*EXERCISE TASK*.
Copy out all of the material, matching it word for word.

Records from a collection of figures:
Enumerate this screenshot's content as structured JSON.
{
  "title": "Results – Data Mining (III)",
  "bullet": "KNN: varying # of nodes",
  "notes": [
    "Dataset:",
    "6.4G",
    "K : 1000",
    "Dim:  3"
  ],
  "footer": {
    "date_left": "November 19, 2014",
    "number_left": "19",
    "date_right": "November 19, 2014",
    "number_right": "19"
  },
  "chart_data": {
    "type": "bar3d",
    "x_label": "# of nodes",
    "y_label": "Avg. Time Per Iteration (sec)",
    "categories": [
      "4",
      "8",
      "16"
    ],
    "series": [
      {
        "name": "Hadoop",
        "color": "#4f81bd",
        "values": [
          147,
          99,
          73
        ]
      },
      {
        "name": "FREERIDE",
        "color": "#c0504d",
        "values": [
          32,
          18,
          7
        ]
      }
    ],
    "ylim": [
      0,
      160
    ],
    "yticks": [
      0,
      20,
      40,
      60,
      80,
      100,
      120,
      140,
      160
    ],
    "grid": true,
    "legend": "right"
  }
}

*OUTPUT FOR THIS TASK*.
Enumerate this screenshot's content as structured JSON.
{
  "title": "Results – Data Mining (III)",
  "bullet": "KNN: varying # of nodes",
  "notes": [
    "Dataset:",
    "6.4G",
    "K : 1000",
    "Dim:  3"
  ],
  "footer": {
    "date_left": "November 19, 2014",
    "number_left": "19",
    "date_right": "November 19, 2014",
    "number_right": "19"
  },
  "chart_data": {
    "type": "bar3d",
    "x_label": "# of nodes",
    "y_label": "Avg. Time Per Iteration (sec)",
    "categories": [
      "4",
      "8",
      "16"
    ],
    "series": [
      {
        "name": "Hadoop",
        "color": "#4f81bd",
        "values": [
          147,
          99,
          73
        ]
      },
      {
        "name": "FREERIDE",
        "color": "#c0504d",
        "values": [
          32,
          18,
          7
        ]
      }
    ],
    "ylim": [
      0,
      160
    ],
    "yticks": [
      0,
      20,
      40,
      60,
      80,
      100,
      120,
      140,
      160
    ],
    "grid": true,
    "legend": "right"
  }
}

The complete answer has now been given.